▶ _What you are asked to do_: Your task is to retype each line of the data below exactly.

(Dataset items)
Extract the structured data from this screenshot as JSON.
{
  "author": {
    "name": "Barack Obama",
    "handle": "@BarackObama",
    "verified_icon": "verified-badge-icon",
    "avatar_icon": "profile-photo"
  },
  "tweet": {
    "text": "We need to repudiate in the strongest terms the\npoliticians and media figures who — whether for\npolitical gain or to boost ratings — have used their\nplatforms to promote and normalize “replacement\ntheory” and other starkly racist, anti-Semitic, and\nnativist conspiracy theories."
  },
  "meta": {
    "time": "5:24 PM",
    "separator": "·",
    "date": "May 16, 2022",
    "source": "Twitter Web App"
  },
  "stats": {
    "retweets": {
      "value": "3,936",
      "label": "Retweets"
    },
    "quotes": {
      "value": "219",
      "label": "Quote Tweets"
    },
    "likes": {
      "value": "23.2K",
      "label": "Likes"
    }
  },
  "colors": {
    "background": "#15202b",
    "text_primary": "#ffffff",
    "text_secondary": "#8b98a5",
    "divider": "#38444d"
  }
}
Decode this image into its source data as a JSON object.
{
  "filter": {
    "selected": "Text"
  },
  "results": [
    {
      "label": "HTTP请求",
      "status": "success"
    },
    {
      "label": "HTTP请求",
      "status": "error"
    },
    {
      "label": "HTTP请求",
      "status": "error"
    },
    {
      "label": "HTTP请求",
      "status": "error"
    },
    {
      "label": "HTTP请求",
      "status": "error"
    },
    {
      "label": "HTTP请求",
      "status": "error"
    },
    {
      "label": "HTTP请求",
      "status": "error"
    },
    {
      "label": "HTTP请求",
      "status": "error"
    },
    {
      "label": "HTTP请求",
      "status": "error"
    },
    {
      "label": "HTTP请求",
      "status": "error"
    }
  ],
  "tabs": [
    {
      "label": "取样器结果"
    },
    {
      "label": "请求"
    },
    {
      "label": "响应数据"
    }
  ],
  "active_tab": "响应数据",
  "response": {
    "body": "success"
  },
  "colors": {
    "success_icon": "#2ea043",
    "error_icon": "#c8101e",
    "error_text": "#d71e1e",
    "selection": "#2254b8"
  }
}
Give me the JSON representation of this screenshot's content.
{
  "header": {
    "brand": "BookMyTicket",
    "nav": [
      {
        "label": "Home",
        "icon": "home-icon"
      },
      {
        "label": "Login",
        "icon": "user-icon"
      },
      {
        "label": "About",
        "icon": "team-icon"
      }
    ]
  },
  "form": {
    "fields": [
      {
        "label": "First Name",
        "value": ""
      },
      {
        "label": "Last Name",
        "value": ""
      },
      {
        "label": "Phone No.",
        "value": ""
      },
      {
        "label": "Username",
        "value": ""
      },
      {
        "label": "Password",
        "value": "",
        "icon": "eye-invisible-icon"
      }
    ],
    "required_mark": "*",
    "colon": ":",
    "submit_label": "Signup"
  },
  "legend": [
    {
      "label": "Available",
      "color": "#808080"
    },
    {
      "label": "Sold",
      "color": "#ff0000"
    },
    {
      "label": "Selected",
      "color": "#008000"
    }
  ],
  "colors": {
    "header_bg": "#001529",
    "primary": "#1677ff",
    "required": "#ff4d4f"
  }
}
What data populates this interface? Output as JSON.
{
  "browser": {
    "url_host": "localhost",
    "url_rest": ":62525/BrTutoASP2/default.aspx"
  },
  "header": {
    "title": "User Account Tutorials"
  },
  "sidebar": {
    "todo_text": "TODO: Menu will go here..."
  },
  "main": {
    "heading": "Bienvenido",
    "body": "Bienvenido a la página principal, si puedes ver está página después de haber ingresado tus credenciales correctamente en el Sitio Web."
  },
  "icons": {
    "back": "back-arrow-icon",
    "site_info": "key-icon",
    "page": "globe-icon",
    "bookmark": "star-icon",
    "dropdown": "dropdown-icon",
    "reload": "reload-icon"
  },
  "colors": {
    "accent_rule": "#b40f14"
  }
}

▶ _Exercise output_:
Extract the structured data from this screenshot as JSON.
{
  "author": {
    "name": "Barack Obama",
    "handle": "@BarackObama",
    "verified_icon": "verified-badge-icon",
    "avatar_icon": "profile-photo"
  },
  "tweet": {
    "text": "We need to repudiate in the strongest terms the\npoliticians and media figures who — whether for\npolitical gain or to boost ratings — have used their\nplatforms to promote and normalize “replacement\ntheory” and other starkly racist, anti-Semitic, and\nnativist conspiracy theories."
  },
  "meta": {
    "time": "5:24 PM",
    "separator": "·",
    "date": "May 16, 2022",
    "source": "Twitter Web App"
  },
  "stats": {
    "retweets": {
      "value": "3,936",
      "label": "Retweets"
    },
    "quotes": {
      "value": "219",
      "label": "Quote Tweets"
    },
    "likes": {
      "value": "23.2K",
      "label": "Likes"
    }
  },
  "colors": {
    "background": "#15202b",
    "text_primary": "#ffffff",
    "text_secondary": "#8b98a5",
    "divider": "#38444d"
  }
}
Decode this image into its source data as a JSON object.
{
  "filter": {
    "selected": "Text"
  },
  "results": [
    {
      "label": "HTTP请求",
      "status": "success"
    },
    {
      "label": "HTTP请求",
      "status": "error"
    },
    {
      "label": "HTTP请求",
      "status": "error"
    },
    {
      "label": "HTTP请求",
      "status": "error"
    },
    {
      "label": "HTTP请求",
      "status": "error"
    },
    {
      "label": "HTTP请求",
      "status": "error"
    },
    {
      "label": "HTTP请求",
      "status": "error"
    },
    {
      "label": "HTTP请求",
      "status": "error"
    },
    {
      "label": "HTTP请求",
      "status": "error"
    },
    {
      "label": "HTTP请求",
      "status": "error"
    }
  ],
  "tabs": [
    {
      "label": "取样器结果"
    },
    {
      "label": "请求"
    },
    {
      "label": "响应数据"
    }
  ],
  "active_tab": "响应数据",
  "response": {
    "body": "success"
  },
  "colors": {
    "success_icon": "#2ea043",
    "error_icon": "#c8101e",
    "error_text": "#d71e1e",
    "selection": "#2254b8"
  }
}
Give me the JSON representation of this screenshot's content.
{
  "header": {
    "brand": "BookMyTicket",
    "nav": [
      {
        "label": "Home",
        "icon": "home-icon"
      },
      {
        "label": "Login",
        "icon": "user-icon"
      },
      {
        "label": "About",
        "icon": "team-icon"
      }
    ]
  },
  "form": {
    "fields": [
      {
        "label": "First Name",
        "value": ""
      },
      {
        "label": "Last Name",
        "value": ""
      },
      {
        "label": "Phone No.",
        "value": ""
      },
      {
        "label": "Username",
        "value": ""
      },
      {
        "label": "Password",
        "value": "",
        "icon": "eye-invisible-icon"
      }
    ],
    "required_mark": "*",
    "colon": ":",
    "submit_label": "Signup"
  },
  "legend": [
    {
      "label": "Available",
      "color": "#808080"
    },
    {
      "label": "Sold",
      "color": "#ff0000"
    },
    {
      "label": "Selected",
      "color": "#008000"
    }
  ],
  "colors": {
    "header_bg": "#001529",
    "primary": "#1677ff",
    "required": "#ff4d4f"
  }
}
What data populates this interface? Output as JSON.
{
  "browser": {
    "url_host": "localhost",
    "url_rest": ":62525/BrTutoASP2/default.aspx"
  },
  "header": {
    "title": "User Account Tutorials"
  },
  "sidebar": {
    "todo_text": "TODO: Menu will go here..."
  },
  "main": {
    "heading": "Bienvenido",
    "body": "Bienvenido a la página principal, si puedes ver está página después de haber ingresado tus credenciales correctamente en el Sitio Web."
  },
  "icons": {
    "back": "back-arrow-icon",
    "site_info": "key-icon",
    "page": "globe-icon",
    "bookmark": "star-icon",
    "dropdown": "dropdown-icon",
    "reload": "reload-icon"
  },
  "colors": {
    "accent_rule": "#b40f14"
  }
}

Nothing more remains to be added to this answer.